**PROBLEM TO WORK ON**. Extract each line of the records that contains the string "Sekera". Matching is case-sensitive.

[Saved data entries]
○ ○ ○ ○ ○
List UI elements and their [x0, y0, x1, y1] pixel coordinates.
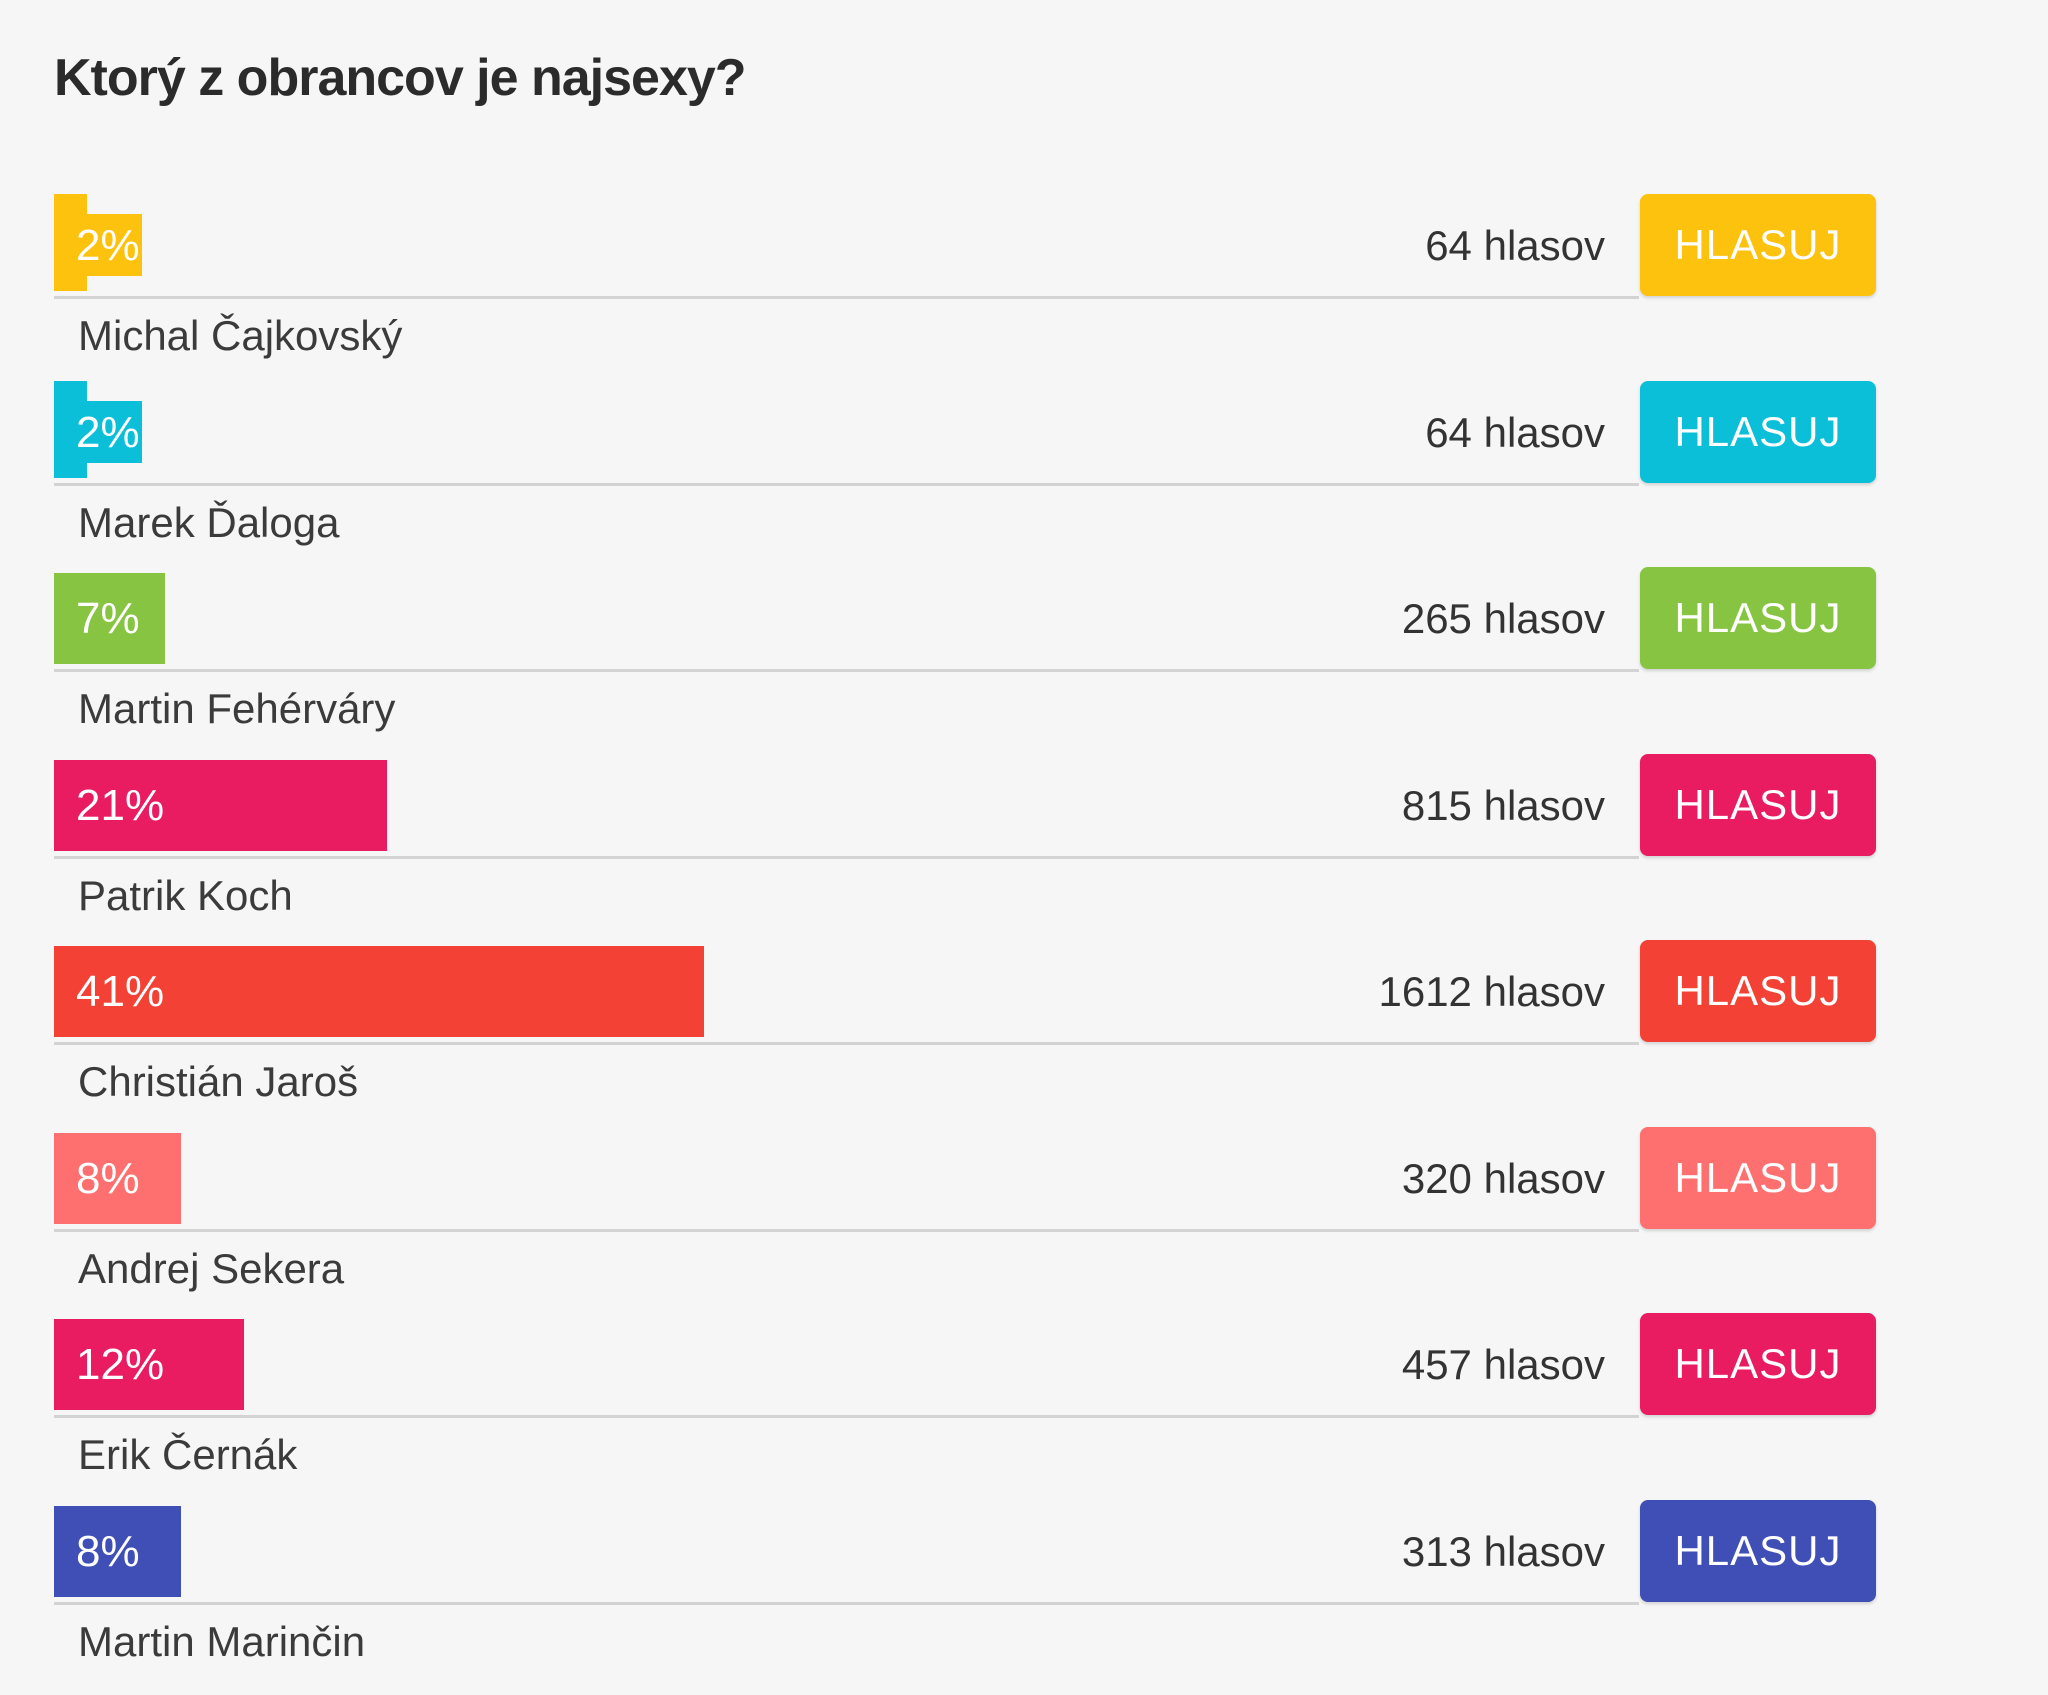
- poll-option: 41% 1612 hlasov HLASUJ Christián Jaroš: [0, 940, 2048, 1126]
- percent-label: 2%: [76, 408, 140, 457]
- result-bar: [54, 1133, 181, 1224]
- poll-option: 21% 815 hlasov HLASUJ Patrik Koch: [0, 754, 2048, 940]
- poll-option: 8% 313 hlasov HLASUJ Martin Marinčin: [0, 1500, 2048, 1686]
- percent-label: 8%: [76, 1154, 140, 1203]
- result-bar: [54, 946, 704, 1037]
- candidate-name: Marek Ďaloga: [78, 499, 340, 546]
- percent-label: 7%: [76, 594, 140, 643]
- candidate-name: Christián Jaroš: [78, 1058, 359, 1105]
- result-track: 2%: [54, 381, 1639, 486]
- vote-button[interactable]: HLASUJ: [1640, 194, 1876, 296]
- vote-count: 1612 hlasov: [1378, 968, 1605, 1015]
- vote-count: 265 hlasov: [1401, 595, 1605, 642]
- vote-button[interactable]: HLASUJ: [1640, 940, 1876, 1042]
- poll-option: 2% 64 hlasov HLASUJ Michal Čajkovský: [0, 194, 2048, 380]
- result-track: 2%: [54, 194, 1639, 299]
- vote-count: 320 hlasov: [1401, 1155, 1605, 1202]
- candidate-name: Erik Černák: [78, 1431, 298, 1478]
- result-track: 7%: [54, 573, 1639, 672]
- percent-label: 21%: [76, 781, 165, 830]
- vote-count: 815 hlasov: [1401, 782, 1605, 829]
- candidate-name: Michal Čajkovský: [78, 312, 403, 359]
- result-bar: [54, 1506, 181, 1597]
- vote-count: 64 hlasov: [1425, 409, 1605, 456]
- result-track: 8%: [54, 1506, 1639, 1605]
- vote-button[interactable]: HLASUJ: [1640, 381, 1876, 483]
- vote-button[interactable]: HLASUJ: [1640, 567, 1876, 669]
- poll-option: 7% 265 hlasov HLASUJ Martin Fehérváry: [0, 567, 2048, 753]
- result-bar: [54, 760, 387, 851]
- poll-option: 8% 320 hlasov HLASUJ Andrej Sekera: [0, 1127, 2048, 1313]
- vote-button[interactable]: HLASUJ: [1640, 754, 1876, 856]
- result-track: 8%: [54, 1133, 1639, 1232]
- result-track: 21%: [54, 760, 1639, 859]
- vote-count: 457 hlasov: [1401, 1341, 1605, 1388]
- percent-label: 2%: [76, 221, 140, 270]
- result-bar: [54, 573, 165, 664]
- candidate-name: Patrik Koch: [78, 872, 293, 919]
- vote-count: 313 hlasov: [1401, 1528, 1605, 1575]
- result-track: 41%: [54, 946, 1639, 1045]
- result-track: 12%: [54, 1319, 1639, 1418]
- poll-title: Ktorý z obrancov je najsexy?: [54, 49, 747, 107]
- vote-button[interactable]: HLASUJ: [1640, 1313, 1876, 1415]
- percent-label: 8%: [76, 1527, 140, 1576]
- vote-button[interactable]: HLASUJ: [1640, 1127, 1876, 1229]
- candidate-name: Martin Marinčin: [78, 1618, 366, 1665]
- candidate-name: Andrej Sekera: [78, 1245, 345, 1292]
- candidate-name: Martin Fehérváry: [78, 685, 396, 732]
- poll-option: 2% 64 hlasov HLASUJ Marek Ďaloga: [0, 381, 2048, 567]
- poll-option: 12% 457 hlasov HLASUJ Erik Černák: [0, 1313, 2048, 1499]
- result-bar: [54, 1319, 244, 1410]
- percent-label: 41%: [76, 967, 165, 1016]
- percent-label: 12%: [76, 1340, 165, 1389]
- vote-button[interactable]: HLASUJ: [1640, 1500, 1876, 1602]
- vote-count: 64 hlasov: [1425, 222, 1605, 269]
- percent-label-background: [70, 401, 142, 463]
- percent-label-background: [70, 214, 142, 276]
○ ○ ○ ○ ○
**FINISHED ANSWER**.
- poll-option: 8% 320 hlasov HLASUJ Andrej Sekera: [0, 1127, 2048, 1313]
- candidate-name: Andrej Sekera: [78, 1245, 345, 1292]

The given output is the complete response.